### Task prompt
Where a line holds the word "potwierdzający", copy that line.

Extracted data entries
--- START ---
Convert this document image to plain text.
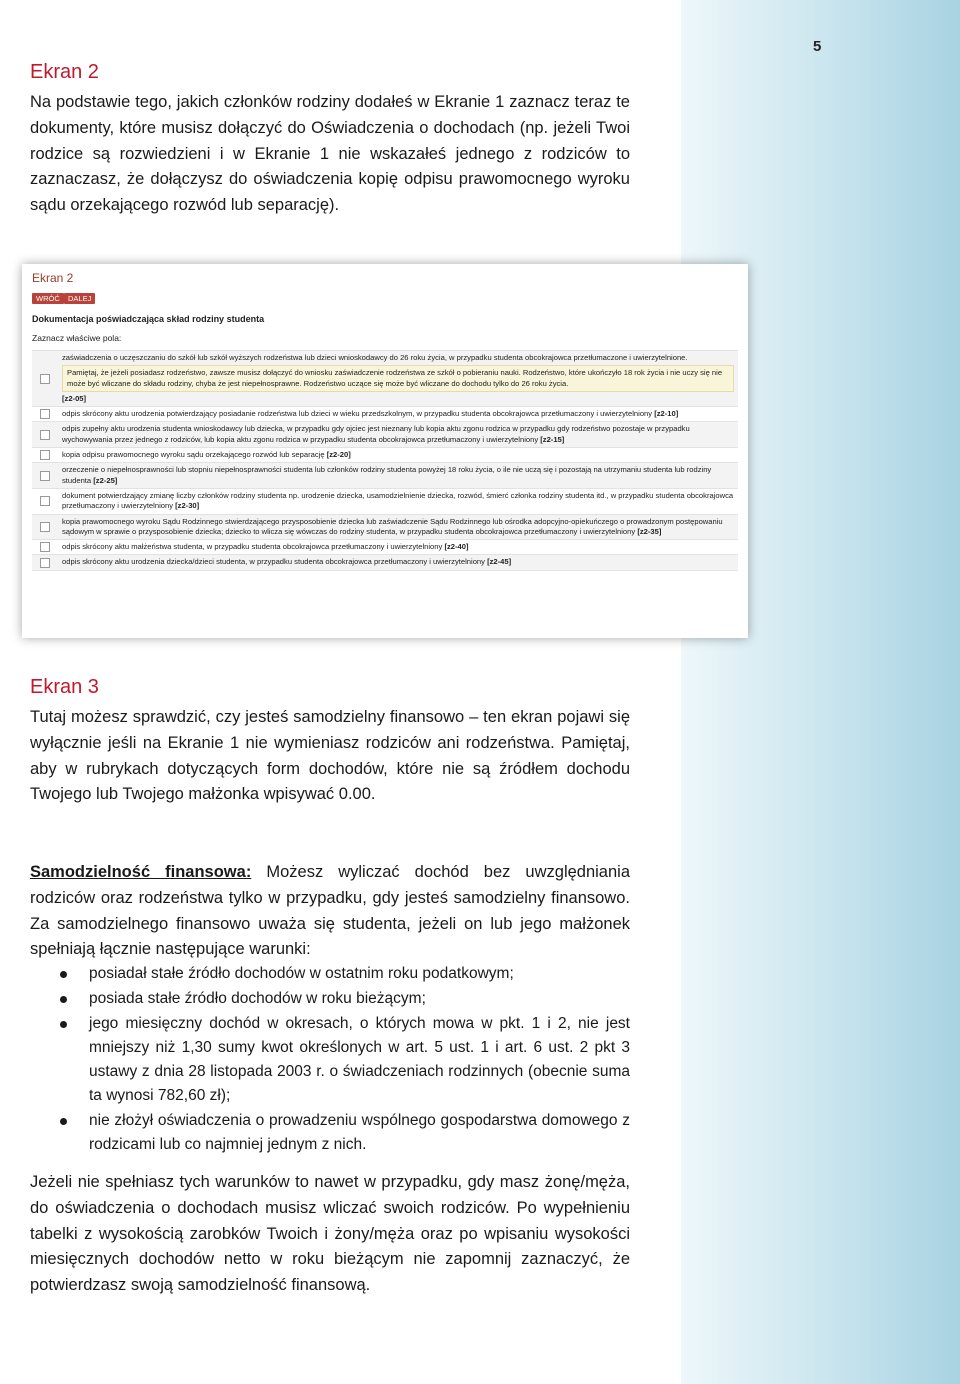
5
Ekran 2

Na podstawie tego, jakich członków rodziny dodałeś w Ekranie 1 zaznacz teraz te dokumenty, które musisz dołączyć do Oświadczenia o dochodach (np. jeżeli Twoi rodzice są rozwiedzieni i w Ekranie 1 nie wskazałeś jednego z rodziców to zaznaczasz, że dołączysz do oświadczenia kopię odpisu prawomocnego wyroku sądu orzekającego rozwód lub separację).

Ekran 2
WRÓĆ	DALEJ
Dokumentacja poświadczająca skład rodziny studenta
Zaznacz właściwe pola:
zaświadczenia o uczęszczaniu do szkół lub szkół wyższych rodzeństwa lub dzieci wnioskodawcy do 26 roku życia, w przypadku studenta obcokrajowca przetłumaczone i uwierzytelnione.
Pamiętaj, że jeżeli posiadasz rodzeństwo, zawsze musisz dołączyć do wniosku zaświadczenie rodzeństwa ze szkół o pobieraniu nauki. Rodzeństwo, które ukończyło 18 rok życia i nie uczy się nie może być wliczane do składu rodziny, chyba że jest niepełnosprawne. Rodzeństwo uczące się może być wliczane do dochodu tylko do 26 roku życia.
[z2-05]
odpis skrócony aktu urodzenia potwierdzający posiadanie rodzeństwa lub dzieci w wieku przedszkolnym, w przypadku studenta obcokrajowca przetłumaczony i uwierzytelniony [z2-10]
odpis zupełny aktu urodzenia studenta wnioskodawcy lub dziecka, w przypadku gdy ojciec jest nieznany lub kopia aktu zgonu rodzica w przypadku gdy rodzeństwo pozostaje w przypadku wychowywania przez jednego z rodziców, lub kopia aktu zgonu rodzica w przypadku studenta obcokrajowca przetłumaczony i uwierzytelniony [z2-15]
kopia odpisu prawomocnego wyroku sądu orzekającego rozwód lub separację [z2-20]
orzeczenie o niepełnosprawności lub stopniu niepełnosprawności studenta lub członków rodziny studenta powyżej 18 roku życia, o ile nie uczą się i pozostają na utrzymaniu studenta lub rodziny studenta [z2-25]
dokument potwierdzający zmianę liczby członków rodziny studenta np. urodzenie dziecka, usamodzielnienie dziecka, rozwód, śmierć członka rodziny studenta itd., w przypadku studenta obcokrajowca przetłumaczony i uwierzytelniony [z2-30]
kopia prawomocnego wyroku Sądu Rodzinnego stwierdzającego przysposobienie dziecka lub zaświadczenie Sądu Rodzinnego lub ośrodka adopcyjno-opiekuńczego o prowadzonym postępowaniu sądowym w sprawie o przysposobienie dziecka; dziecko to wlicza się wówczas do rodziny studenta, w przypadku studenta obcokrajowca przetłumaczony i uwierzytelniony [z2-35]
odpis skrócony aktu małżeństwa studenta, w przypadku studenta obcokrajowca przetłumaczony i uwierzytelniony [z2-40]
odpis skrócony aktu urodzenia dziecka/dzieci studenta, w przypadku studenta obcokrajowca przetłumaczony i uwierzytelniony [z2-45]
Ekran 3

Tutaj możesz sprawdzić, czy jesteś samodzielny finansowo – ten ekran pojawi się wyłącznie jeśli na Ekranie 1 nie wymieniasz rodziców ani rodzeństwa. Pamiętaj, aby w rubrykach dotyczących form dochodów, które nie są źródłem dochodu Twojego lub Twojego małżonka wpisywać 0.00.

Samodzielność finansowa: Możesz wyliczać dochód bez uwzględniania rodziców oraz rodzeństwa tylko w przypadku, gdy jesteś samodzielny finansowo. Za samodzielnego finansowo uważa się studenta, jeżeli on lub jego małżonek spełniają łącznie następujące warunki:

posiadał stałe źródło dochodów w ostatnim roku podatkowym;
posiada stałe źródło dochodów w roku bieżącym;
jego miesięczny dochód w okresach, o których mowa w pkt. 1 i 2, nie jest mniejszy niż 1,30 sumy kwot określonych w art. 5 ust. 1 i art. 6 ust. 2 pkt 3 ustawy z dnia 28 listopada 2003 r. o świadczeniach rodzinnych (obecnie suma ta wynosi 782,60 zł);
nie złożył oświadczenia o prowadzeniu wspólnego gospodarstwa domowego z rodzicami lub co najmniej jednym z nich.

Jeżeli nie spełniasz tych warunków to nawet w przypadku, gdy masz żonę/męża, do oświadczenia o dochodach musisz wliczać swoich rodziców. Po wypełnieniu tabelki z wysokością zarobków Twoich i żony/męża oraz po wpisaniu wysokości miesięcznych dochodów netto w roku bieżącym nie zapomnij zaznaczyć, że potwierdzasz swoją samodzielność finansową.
--- END ---
### Final answer
odpis skrócony aktu urodzenia potwierdzający posiadanie rodzeństwa lub dzieci w wieku przedszkolnym, w przypadku studenta obcokrajowca przetłumaczony i uwierzytelniony [z2-10]
dokument potwierdzający zmianę liczby członków rodziny studenta np. urodzenie dziecka, usamodzielnienie dziecka, rozwód, śmierć członka rodziny studenta itd., w przypadku studenta obcokrajowca przetłumaczony i uwierzytelniony [z2-30]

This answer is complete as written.